* start Dataset *
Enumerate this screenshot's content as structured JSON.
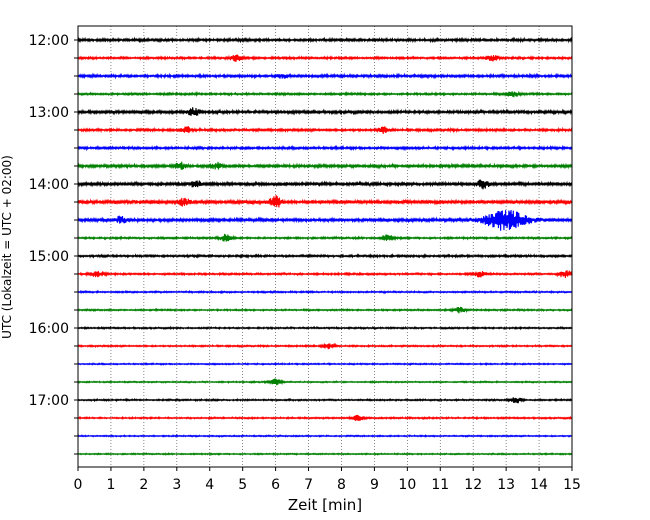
{
  "chart_data": {
    "type": "line",
    "xlabel": "Zeit  [min]",
    "ylabel": "UTC (Lokalzeit = UTC + 02:00)",
    "xlim": [
      0,
      15
    ],
    "x_ticks": [
      0,
      1,
      2,
      3,
      4,
      5,
      6,
      7,
      8,
      9,
      10,
      11,
      12,
      13,
      14,
      15
    ],
    "grid": "vertical dotted",
    "y_tick_labels": [
      "12:00",
      "13:00",
      "14:00",
      "15:00",
      "16:00",
      "17:00"
    ],
    "trace_colors": [
      "#000000",
      "#ff0000",
      "#0000ff",
      "#008000"
    ],
    "traces": [
      {
        "start": "12:00",
        "color": "black",
        "noise": 1.0
      },
      {
        "start": "12:15",
        "color": "red",
        "noise": 0.8
      },
      {
        "start": "12:30",
        "color": "blue",
        "noise": 1.0
      },
      {
        "start": "12:45",
        "color": "green",
        "noise": 0.8
      },
      {
        "start": "13:00",
        "color": "black",
        "noise": 1.1
      },
      {
        "start": "13:15",
        "color": "red",
        "noise": 0.9
      },
      {
        "start": "13:30",
        "color": "blue",
        "noise": 0.9
      },
      {
        "start": "13:45",
        "color": "green",
        "noise": 1.1
      },
      {
        "start": "14:00",
        "color": "black",
        "noise": 1.2
      },
      {
        "start": "14:15",
        "color": "red",
        "noise": 1.4
      },
      {
        "start": "14:30",
        "color": "blue",
        "noise": 1.2
      },
      {
        "start": "14:45",
        "color": "green",
        "noise": 0.7
      },
      {
        "start": "15:00",
        "color": "black",
        "noise": 0.8
      },
      {
        "start": "15:15",
        "color": "red",
        "noise": 0.7
      },
      {
        "start": "15:30",
        "color": "blue",
        "noise": 0.6
      },
      {
        "start": "15:45",
        "color": "green",
        "noise": 0.6
      },
      {
        "start": "16:00",
        "color": "black",
        "noise": 0.6
      },
      {
        "start": "16:15",
        "color": "red",
        "noise": 0.6
      },
      {
        "start": "16:30",
        "color": "blue",
        "noise": 0.5
      },
      {
        "start": "16:45",
        "color": "green",
        "noise": 0.5
      },
      {
        "start": "17:00",
        "color": "black",
        "noise": 0.6
      },
      {
        "start": "17:15",
        "color": "red",
        "noise": 0.6
      },
      {
        "start": "17:30",
        "color": "blue",
        "noise": 0.5
      },
      {
        "start": "17:45",
        "color": "green",
        "noise": 0.5
      }
    ],
    "events": [
      {
        "trace": 1,
        "minute": 4.8,
        "amplitude": 3
      },
      {
        "trace": 1,
        "minute": 12.6,
        "amplitude": 3
      },
      {
        "trace": 2,
        "minute": 6.2,
        "amplitude": 2
      },
      {
        "trace": 3,
        "minute": 13.2,
        "amplitude": 3
      },
      {
        "trace": 4,
        "minute": 3.5,
        "amplitude": 4
      },
      {
        "trace": 5,
        "minute": 3.3,
        "amplitude": 3
      },
      {
        "trace": 5,
        "minute": 9.3,
        "amplitude": 3
      },
      {
        "trace": 7,
        "minute": 3.1,
        "amplitude": 3
      },
      {
        "trace": 7,
        "minute": 4.2,
        "amplitude": 3
      },
      {
        "trace": 8,
        "minute": 3.6,
        "amplitude": 3
      },
      {
        "trace": 8,
        "minute": 12.3,
        "amplitude": 4
      },
      {
        "trace": 9,
        "minute": 6.0,
        "amplitude": 6
      },
      {
        "trace": 9,
        "minute": 3.2,
        "amplitude": 3
      },
      {
        "trace": 10,
        "minute": 13.0,
        "amplitude": 10
      },
      {
        "trace": 10,
        "minute": 1.3,
        "amplitude": 3
      },
      {
        "trace": 11,
        "minute": 4.5,
        "amplitude": 4
      },
      {
        "trace": 11,
        "minute": 9.4,
        "amplitude": 3
      },
      {
        "trace": 13,
        "minute": 0.6,
        "amplitude": 4
      },
      {
        "trace": 13,
        "minute": 14.8,
        "amplitude": 4
      },
      {
        "trace": 13,
        "minute": 12.2,
        "amplitude": 3
      },
      {
        "trace": 15,
        "minute": 11.6,
        "amplitude": 3
      },
      {
        "trace": 17,
        "minute": 7.6,
        "amplitude": 3
      },
      {
        "trace": 19,
        "minute": 6.0,
        "amplitude": 3
      },
      {
        "trace": 20,
        "minute": 13.3,
        "amplitude": 3
      },
      {
        "trace": 21,
        "minute": 8.5,
        "amplitude": 3
      }
    ]
  }
}
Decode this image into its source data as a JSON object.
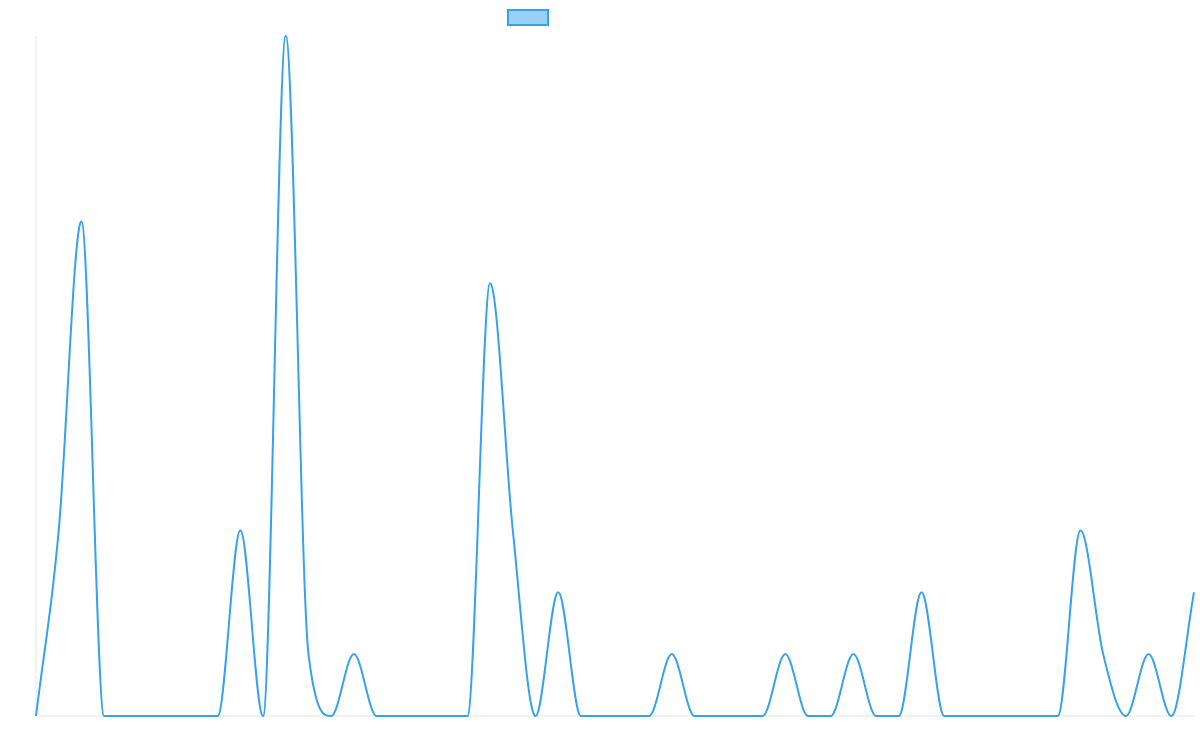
{
  "chart_data": {
    "type": "line",
    "series": [
      {
        "color": "#36a2eb",
        "legend_fill": "#9ad0f5",
        "values": [
          0,
          3,
          8,
          0,
          0,
          0,
          0,
          0,
          0,
          3,
          0,
          11,
          1,
          0,
          1,
          0,
          0,
          0,
          0,
          0,
          7,
          3,
          0,
          2,
          0,
          0,
          0,
          0,
          1,
          0,
          0,
          0,
          0,
          1,
          0,
          0,
          1,
          0,
          0,
          2,
          0,
          0,
          0,
          0,
          0,
          0,
          3,
          1,
          0,
          1,
          0,
          2
        ]
      }
    ],
    "ylim": [
      0,
      11
    ],
    "legend": "top"
  }
}
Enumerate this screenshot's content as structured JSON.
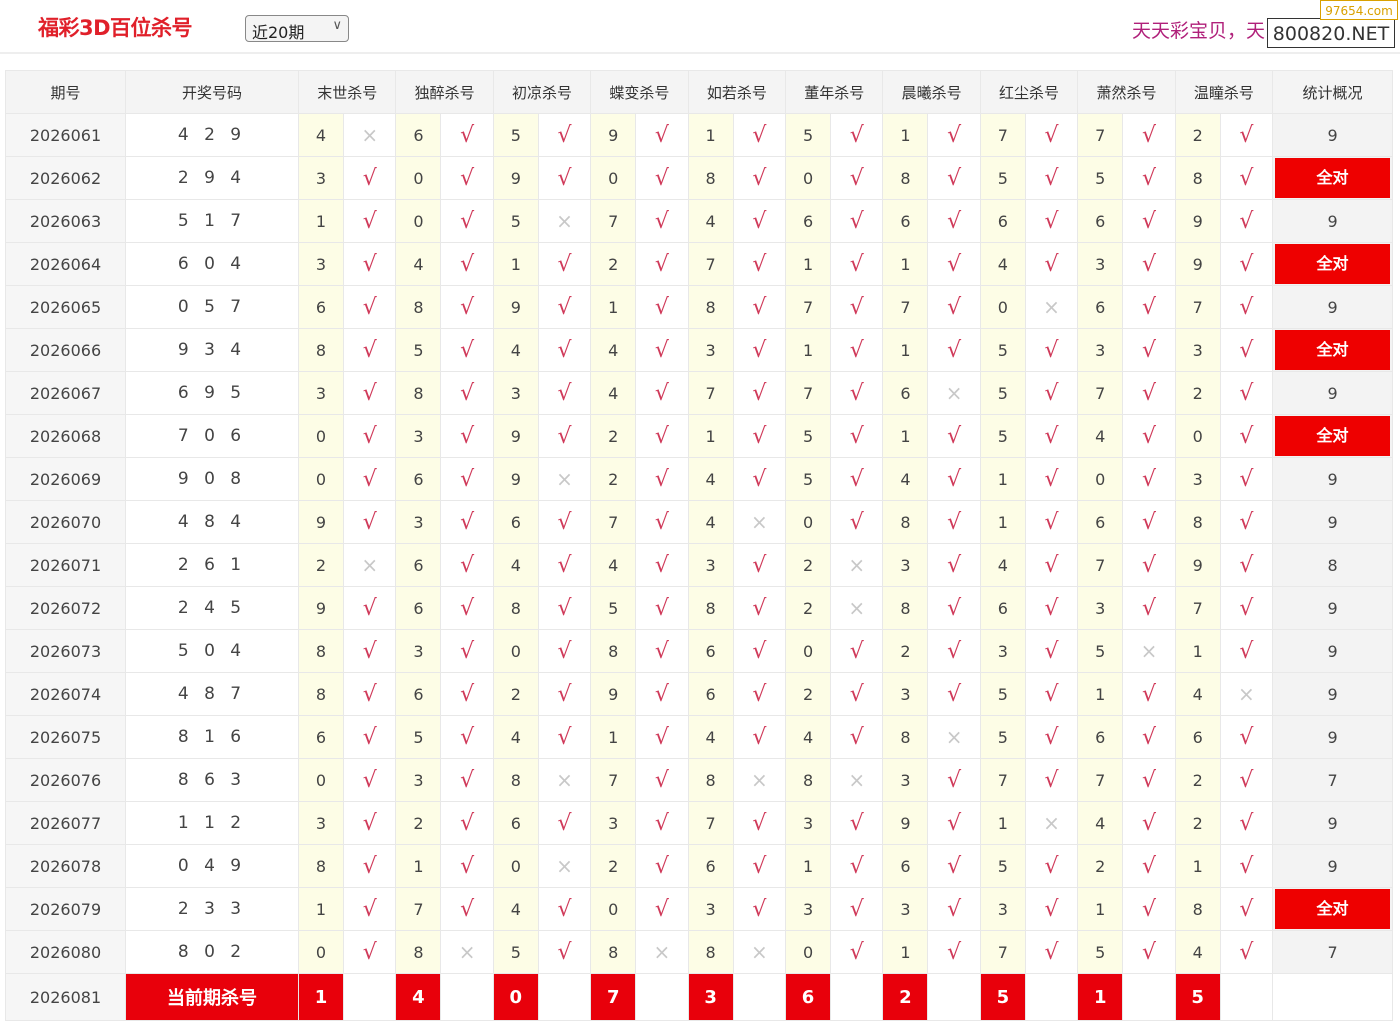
* end Dataset *
Exercise task: Leave out the pictures and give the listing above again exactly.

Result of this task:
Enumerate this screenshot's content as structured JSON.
{
  "chart_data": {
    "type": "line",
    "xlabel": "Zeit  [min]",
    "ylabel": "UTC (Lokalzeit = UTC + 02:00)",
    "xlim": [
      0,
      15
    ],
    "x_ticks": [
      0,
      1,
      2,
      3,
      4,
      5,
      6,
      7,
      8,
      9,
      10,
      11,
      12,
      13,
      14,
      15
    ],
    "grid": "vertical dotted",
    "y_tick_labels": [
      "12:00",
      "13:00",
      "14:00",
      "15:00",
      "16:00",
      "17:00"
    ],
    "trace_colors": [
      "#000000",
      "#ff0000",
      "#0000ff",
      "#008000"
    ],
    "traces": [
      {
        "start": "12:00",
        "color": "black",
        "noise": 1.0
      },
      {
        "start": "12:15",
        "color": "red",
        "noise": 0.8
      },
      {
        "start": "12:30",
        "color": "blue",
        "noise": 1.0
      },
      {
        "start": "12:45",
        "color": "green",
        "noise": 0.8
      },
      {
        "start": "13:00",
        "color": "black",
        "noise": 1.1
      },
      {
        "start": "13:15",
        "color": "red",
        "noise": 0.9
      },
      {
        "start": "13:30",
        "color": "blue",
        "noise": 0.9
      },
      {
        "start": "13:45",
        "color": "green",
        "noise": 1.1
      },
      {
        "start": "14:00",
        "color": "black",
        "noise": 1.2
      },
      {
        "start": "14:15",
        "color": "red",
        "noise": 1.4
      },
      {
        "start": "14:30",
        "color": "blue",
        "noise": 1.2
      },
      {
        "start": "14:45",
        "color": "green",
        "noise": 0.7
      },
      {
        "start": "15:00",
        "color": "black",
        "noise": 0.8
      },
      {
        "start": "15:15",
        "color": "red",
        "noise": 0.7
      },
      {
        "start": "15:30",
        "color": "blue",
        "noise": 0.6
      },
      {
        "start": "15:45",
        "color": "green",
        "noise": 0.6
      },
      {
        "start": "16:00",
        "color": "black",
        "noise": 0.6
      },
      {
        "start": "16:15",
        "color": "red",
        "noise": 0.6
      },
      {
        "start": "16:30",
        "color": "blue",
        "noise": 0.5
      },
      {
        "start": "16:45",
        "color": "green",
        "noise": 0.5
      },
      {
        "start": "17:00",
        "color": "black",
        "noise": 0.6
      },
      {
        "start": "17:15",
        "color": "red",
        "noise": 0.6
      },
      {
        "start": "17:30",
        "color": "blue",
        "noise": 0.5
      },
      {
        "start": "17:45",
        "color": "green",
        "noise": 0.5
      }
    ],
    "events": [
      {
        "trace": 1,
        "minute": 4.8,
        "amplitude": 3
      },
      {
        "trace": 1,
        "minute": 12.6,
        "amplitude": 3
      },
      {
        "trace": 2,
        "minute": 6.2,
        "amplitude": 2
      },
      {
        "trace": 3,
        "minute": 13.2,
        "amplitude": 3
      },
      {
        "trace": 4,
        "minute": 3.5,
        "amplitude": 4
      },
      {
        "trace": 5,
        "minute": 3.3,
        "amplitude": 3
      },
      {
        "trace": 5,
        "minute": 9.3,
        "amplitude": 3
      },
      {
        "trace": 7,
        "minute": 3.1,
        "amplitude": 3
      },
      {
        "trace": 7,
        "minute": 4.2,
        "amplitude": 3
      },
      {
        "trace": 8,
        "minute": 3.6,
        "amplitude": 3
      },
      {
        "trace": 8,
        "minute": 12.3,
        "amplitude": 4
      },
      {
        "trace": 9,
        "minute": 6.0,
        "amplitude": 6
      },
      {
        "trace": 9,
        "minute": 3.2,
        "amplitude": 3
      },
      {
        "trace": 10,
        "minute": 13.0,
        "amplitude": 10
      },
      {
        "trace": 10,
        "minute": 1.3,
        "amplitude": 3
      },
      {
        "trace": 11,
        "minute": 4.5,
        "amplitude": 4
      },
      {
        "trace": 11,
        "minute": 9.4,
        "amplitude": 3
      },
      {
        "trace": 13,
        "minute": 0.6,
        "amplitude": 4
      },
      {
        "trace": 13,
        "minute": 14.8,
        "amplitude": 4
      },
      {
        "trace": 13,
        "minute": 12.2,
        "amplitude": 3
      },
      {
        "trace": 15,
        "minute": 11.6,
        "amplitude": 3
      },
      {
        "trace": 17,
        "minute": 7.6,
        "amplitude": 3
      },
      {
        "trace": 19,
        "minute": 6.0,
        "amplitude": 3
      },
      {
        "trace": 20,
        "minute": 13.3,
        "amplitude": 3
      },
      {
        "trace": 21,
        "minute": 8.5,
        "amplitude": 3
      }
    ]
  }
}
Decode this image into its source data as a JSON object.
{
  "chart_data": {
    "type": "line",
    "series": [
      {
        "color": "#36a2eb",
        "legend_fill": "#9ad0f5",
        "values": [
          0,
          3,
          8,
          0,
          0,
          0,
          0,
          0,
          0,
          3,
          0,
          11,
          1,
          0,
          1,
          0,
          0,
          0,
          0,
          0,
          7,
          3,
          0,
          2,
          0,
          0,
          0,
          0,
          1,
          0,
          0,
          0,
          0,
          1,
          0,
          0,
          1,
          0,
          0,
          2,
          0,
          0,
          0,
          0,
          0,
          0,
          3,
          1,
          0,
          1,
          0,
          2
        ]
      }
    ],
    "ylim": [
      0,
      11
    ],
    "legend": "top"
  }
}
Enumerate this screenshot's content as structured JSON.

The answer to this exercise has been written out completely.